• Aim of the task: Transcribe each record exactly. Include every one.

[START OF The records]

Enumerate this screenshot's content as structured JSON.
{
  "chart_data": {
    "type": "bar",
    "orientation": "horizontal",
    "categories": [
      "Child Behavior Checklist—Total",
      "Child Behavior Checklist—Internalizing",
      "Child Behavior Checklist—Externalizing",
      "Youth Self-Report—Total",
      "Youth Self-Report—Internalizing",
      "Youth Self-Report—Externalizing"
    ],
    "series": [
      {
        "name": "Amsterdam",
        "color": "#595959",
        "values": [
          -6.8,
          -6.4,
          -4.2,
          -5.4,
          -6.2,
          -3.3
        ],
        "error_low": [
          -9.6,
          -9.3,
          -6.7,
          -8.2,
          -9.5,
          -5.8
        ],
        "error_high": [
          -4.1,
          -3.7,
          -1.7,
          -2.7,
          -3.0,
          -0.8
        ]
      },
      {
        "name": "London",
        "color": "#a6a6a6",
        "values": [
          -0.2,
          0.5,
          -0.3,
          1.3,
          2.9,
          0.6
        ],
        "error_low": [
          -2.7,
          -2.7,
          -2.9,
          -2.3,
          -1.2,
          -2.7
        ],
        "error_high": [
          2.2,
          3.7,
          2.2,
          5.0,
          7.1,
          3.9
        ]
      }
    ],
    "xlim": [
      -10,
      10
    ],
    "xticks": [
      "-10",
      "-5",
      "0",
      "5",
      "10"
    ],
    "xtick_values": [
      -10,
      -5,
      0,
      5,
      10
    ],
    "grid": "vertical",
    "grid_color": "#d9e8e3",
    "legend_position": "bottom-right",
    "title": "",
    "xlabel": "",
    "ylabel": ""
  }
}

[END OF The records]

• Reply:
Enumerate this screenshot's content as structured JSON.
{
  "chart_data": {
    "type": "bar",
    "orientation": "horizontal",
    "categories": [
      "Child Behavior Checklist—Total",
      "Child Behavior Checklist—Internalizing",
      "Child Behavior Checklist—Externalizing",
      "Youth Self-Report—Total",
      "Youth Self-Report—Internalizing",
      "Youth Self-Report—Externalizing"
    ],
    "series": [
      {
        "name": "Amsterdam",
        "color": "#595959",
        "values": [
          -6.8,
          -6.4,
          -4.2,
          -5.4,
          -6.2,
          -3.3
        ],
        "error_low": [
          -9.6,
          -9.3,
          -6.7,
          -8.2,
          -9.5,
          -5.8
        ],
        "error_high": [
          -4.1,
          -3.7,
          -1.7,
          -2.7,
          -3.0,
          -0.8
        ]
      },
      {
        "name": "London",
        "color": "#a6a6a6",
        "values": [
          -0.2,
          0.5,
          -0.3,
          1.3,
          2.9,
          0.6
        ],
        "error_low": [
          -2.7,
          -2.7,
          -2.9,
          -2.3,
          -1.2,
          -2.7
        ],
        "error_high": [
          2.2,
          3.7,
          2.2,
          5.0,
          7.1,
          3.9
        ]
      }
    ],
    "xlim": [
      -10,
      10
    ],
    "xticks": [
      "-10",
      "-5",
      "0",
      "5",
      "10"
    ],
    "xtick_values": [
      -10,
      -5,
      0,
      5,
      10
    ],
    "grid": "vertical",
    "grid_color": "#d9e8e3",
    "legend_position": "bottom-right",
    "title": "",
    "xlabel": "",
    "ylabel": ""
  }
}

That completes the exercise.